◆ SET EXERCISE:
Isolate every line in the data with the string "ffffff" and copy it.

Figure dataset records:
________________

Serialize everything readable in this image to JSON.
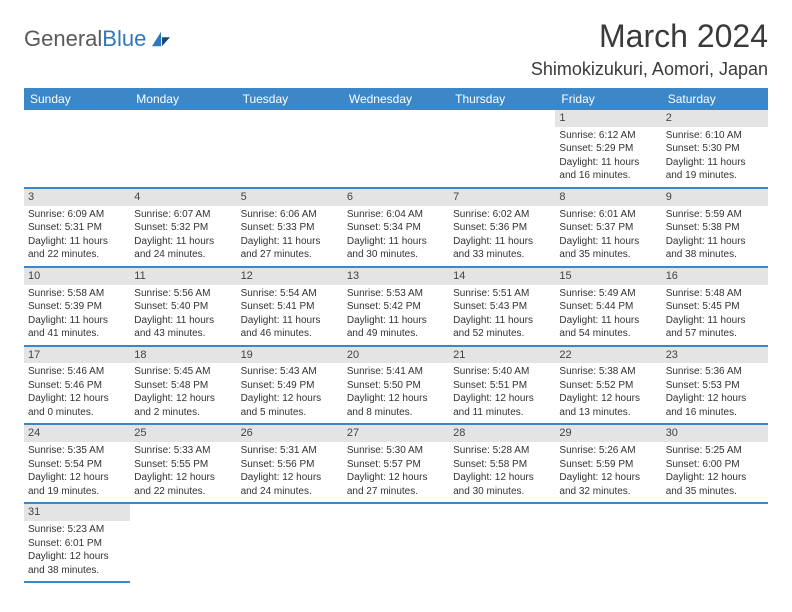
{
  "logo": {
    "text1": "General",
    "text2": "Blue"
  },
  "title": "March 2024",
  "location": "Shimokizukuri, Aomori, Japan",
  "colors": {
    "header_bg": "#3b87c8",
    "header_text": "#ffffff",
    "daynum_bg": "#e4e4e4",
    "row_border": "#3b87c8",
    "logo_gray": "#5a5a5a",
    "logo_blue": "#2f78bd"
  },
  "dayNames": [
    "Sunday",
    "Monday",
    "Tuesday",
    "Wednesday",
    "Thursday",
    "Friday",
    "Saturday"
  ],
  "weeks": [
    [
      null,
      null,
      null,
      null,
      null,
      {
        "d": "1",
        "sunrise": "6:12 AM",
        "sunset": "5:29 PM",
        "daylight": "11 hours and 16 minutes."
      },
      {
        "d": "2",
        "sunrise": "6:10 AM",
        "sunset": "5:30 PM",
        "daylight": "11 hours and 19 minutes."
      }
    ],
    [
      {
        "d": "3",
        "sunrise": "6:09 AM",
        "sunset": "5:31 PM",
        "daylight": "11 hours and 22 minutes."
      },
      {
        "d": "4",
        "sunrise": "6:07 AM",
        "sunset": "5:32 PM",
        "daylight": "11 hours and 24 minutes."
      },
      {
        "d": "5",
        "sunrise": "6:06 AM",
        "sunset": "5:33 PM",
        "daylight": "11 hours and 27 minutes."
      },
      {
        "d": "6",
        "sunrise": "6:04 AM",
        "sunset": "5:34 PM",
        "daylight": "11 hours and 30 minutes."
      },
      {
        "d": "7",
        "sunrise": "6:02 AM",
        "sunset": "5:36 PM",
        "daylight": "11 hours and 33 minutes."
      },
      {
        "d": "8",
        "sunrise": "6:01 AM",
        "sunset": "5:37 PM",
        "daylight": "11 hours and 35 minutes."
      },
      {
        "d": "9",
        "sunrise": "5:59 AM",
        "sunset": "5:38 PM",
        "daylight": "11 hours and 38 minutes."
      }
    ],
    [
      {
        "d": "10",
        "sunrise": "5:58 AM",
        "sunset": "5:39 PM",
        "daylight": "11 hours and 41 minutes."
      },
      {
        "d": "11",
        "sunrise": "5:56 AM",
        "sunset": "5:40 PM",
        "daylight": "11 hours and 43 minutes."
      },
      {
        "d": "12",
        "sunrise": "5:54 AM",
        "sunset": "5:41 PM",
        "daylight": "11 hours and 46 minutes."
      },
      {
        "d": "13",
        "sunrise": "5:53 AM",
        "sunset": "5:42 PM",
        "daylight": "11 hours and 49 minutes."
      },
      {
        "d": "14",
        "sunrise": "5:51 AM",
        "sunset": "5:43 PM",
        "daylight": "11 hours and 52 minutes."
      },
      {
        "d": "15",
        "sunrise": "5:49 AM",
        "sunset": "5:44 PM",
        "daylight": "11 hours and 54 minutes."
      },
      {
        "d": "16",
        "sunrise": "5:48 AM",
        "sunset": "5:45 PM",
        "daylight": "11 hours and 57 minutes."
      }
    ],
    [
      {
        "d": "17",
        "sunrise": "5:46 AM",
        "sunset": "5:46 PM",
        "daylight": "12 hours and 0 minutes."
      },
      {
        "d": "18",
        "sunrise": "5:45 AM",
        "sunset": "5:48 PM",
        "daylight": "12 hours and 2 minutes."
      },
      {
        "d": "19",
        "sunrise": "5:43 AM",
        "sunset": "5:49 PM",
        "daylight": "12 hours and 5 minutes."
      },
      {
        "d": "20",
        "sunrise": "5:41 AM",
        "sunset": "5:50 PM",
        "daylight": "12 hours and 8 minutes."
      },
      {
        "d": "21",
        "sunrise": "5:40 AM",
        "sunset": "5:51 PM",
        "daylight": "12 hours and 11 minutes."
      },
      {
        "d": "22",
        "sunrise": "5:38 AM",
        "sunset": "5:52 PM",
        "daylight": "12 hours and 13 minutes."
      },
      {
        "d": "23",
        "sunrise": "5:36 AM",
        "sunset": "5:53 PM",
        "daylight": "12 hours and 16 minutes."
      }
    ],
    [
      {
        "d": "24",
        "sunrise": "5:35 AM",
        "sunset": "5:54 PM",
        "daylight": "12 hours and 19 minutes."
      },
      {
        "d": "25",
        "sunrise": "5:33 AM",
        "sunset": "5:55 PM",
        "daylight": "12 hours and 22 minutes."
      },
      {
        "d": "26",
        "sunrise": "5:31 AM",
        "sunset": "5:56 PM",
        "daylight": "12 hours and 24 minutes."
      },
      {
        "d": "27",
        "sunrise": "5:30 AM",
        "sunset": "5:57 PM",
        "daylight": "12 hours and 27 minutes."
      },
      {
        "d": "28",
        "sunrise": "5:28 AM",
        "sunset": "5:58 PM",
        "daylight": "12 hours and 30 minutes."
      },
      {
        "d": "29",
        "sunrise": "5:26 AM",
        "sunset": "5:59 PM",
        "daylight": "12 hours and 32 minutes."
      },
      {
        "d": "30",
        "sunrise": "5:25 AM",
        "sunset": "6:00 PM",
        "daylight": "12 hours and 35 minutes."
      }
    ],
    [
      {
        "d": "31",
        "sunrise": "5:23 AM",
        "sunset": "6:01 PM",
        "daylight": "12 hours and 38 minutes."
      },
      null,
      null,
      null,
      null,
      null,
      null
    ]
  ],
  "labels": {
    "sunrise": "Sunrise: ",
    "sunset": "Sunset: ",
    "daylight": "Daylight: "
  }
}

________________

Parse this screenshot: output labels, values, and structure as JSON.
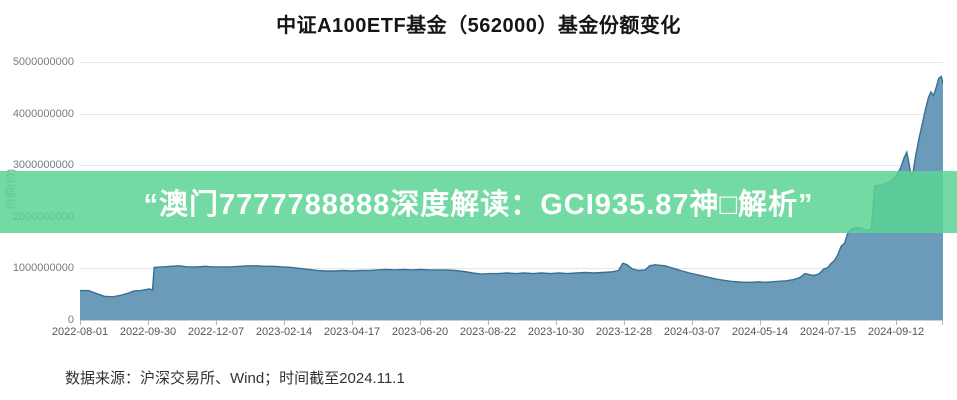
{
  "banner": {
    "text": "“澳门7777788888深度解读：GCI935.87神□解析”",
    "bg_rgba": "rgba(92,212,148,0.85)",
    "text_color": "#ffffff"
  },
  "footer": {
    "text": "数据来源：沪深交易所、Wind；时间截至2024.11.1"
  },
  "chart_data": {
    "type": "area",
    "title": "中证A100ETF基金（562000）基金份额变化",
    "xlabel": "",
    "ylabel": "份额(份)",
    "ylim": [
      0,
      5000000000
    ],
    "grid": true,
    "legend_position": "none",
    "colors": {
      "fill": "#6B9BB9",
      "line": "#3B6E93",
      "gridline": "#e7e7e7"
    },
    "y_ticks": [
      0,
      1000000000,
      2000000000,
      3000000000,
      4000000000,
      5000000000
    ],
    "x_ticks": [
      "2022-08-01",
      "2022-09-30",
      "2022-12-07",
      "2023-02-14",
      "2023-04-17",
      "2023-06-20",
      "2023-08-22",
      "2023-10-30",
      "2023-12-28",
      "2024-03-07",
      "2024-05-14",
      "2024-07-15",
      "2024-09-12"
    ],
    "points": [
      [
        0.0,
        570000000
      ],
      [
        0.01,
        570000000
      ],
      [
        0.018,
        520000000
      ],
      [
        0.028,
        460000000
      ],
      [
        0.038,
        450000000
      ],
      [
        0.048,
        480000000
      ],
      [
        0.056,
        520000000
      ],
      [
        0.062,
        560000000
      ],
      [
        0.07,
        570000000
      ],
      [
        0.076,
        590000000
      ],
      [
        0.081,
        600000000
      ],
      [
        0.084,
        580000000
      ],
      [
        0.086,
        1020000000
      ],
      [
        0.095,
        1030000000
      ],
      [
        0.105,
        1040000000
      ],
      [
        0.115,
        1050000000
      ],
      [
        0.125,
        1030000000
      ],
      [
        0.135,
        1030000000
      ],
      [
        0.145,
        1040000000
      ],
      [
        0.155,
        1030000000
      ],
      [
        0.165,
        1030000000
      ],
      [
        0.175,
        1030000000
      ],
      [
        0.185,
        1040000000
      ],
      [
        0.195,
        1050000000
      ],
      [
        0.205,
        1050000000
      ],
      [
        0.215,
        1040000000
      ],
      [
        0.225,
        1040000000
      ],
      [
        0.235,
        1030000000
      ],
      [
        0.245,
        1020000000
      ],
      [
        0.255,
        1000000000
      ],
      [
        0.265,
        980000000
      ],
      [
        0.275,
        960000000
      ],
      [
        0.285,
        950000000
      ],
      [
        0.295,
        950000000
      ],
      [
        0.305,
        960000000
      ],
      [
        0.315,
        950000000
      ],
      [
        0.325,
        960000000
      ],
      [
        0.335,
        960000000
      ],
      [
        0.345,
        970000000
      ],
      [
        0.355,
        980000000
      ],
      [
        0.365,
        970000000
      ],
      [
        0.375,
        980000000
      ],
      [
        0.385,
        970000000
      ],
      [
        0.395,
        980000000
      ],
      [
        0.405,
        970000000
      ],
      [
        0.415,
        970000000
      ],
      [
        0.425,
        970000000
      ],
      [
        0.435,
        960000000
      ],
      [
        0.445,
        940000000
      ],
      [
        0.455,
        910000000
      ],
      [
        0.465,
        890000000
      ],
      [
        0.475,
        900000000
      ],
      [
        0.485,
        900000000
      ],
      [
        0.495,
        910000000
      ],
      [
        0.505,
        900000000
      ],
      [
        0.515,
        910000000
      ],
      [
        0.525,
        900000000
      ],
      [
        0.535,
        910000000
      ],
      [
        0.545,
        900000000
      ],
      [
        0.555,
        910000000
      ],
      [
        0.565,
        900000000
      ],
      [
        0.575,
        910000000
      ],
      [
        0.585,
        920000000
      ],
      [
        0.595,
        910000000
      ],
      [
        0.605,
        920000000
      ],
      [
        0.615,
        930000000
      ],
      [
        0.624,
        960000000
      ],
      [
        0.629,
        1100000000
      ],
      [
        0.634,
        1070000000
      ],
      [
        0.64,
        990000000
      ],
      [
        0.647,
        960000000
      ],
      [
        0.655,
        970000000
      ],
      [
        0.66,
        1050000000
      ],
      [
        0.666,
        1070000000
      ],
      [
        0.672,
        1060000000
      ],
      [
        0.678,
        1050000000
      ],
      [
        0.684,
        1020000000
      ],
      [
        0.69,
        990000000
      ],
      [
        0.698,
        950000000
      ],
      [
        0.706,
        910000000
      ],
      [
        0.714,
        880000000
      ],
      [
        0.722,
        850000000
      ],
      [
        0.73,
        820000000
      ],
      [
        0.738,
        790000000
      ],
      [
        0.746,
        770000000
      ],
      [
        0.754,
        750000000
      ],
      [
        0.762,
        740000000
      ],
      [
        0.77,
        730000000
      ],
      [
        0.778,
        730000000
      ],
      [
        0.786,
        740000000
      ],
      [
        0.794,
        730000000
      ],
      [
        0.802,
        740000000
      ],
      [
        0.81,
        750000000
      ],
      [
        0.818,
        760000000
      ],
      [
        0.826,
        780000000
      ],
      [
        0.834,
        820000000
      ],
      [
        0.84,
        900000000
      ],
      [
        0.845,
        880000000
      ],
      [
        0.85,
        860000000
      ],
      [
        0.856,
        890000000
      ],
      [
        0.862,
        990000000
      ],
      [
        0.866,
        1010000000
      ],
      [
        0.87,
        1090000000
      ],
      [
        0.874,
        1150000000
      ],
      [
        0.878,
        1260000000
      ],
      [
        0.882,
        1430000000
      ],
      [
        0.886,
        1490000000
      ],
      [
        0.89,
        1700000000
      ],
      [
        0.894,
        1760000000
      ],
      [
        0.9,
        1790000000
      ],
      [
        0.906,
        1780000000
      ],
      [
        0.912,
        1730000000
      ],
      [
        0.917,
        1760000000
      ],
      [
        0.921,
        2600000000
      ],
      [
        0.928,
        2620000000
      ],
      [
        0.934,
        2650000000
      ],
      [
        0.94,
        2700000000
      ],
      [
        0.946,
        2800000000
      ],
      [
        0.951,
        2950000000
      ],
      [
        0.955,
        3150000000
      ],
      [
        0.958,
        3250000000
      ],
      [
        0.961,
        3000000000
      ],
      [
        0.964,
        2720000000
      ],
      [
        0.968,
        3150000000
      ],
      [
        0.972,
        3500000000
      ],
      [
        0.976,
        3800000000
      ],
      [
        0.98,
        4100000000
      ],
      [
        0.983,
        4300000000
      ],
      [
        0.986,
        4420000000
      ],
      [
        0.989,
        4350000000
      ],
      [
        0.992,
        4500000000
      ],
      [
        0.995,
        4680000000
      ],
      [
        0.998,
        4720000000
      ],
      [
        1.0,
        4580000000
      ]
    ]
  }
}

________________

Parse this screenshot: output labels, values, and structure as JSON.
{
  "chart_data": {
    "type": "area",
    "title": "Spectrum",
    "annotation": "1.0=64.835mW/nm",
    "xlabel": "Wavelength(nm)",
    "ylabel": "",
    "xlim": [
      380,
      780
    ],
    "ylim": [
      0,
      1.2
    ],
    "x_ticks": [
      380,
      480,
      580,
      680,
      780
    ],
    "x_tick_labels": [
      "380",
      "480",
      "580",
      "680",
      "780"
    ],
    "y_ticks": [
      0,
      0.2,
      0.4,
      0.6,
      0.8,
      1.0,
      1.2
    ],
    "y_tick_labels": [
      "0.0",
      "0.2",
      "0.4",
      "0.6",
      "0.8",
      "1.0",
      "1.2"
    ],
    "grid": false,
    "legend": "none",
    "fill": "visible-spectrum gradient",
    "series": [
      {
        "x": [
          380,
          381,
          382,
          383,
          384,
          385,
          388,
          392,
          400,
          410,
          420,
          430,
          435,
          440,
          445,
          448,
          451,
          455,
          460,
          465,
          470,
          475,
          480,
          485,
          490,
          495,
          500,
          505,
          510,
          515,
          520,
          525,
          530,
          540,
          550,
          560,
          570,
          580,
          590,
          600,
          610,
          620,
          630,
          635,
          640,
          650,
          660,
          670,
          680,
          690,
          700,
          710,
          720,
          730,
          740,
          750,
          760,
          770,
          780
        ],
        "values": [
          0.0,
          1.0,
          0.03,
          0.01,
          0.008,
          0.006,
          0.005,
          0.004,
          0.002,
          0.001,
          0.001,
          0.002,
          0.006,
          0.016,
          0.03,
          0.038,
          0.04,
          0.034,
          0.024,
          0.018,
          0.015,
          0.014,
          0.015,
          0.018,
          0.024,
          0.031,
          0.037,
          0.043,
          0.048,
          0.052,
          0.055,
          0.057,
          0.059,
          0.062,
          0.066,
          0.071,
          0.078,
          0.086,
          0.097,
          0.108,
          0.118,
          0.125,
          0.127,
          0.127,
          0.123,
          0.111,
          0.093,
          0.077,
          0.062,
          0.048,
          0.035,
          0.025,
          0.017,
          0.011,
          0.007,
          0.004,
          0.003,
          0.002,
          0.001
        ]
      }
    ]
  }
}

________________

◆ SOLUTION TO THIS TASK:
    "header_text": "#ffffff",
    "text_color": "#ffffff"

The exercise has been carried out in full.